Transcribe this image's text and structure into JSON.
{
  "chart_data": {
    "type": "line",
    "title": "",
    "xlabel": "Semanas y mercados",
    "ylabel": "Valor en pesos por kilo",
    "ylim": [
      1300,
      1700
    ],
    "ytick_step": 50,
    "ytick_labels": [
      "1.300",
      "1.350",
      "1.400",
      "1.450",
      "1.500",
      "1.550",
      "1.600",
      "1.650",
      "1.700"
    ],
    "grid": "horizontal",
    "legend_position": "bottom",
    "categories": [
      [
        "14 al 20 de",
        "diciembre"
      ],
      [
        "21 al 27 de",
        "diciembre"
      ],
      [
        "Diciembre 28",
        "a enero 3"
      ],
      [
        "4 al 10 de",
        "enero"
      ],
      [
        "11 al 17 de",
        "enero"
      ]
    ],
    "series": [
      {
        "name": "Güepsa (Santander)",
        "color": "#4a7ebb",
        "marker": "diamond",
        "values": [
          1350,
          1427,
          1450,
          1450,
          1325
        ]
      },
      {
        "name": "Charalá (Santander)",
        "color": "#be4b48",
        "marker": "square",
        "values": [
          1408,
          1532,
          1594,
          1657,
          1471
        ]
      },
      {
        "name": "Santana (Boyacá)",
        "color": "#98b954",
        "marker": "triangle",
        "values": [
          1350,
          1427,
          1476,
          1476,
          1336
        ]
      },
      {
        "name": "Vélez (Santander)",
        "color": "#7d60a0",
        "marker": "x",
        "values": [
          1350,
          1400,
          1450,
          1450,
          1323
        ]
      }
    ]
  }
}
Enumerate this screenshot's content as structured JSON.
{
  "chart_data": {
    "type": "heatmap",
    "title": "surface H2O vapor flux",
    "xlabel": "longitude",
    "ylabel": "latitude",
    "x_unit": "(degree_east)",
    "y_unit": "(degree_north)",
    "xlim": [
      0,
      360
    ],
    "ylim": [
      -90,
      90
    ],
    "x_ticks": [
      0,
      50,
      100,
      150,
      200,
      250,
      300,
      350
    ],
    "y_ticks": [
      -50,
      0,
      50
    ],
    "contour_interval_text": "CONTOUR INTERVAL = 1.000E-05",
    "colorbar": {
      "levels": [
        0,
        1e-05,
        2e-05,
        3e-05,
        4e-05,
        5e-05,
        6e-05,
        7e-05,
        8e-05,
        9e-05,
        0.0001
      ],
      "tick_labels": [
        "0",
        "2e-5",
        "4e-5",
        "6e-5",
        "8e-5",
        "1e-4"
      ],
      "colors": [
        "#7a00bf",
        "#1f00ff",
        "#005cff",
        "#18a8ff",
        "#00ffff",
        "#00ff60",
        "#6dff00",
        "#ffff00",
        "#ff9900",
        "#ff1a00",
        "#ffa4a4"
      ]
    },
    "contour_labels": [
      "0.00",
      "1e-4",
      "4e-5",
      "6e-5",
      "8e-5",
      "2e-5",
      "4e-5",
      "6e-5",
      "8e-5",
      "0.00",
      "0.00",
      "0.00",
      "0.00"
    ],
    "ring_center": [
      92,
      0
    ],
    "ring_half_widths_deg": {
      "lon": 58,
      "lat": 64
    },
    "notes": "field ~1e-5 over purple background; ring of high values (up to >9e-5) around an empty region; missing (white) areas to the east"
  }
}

TASK — Gather all lines from the listing above in which "name" occurs.

RESPONSE —
        "name": "Güepsa (Santander)",
        "name": "Charalá (Santander)",
        "name": "Santana (Boyacá)",
        "name": "Vélez (Santander)",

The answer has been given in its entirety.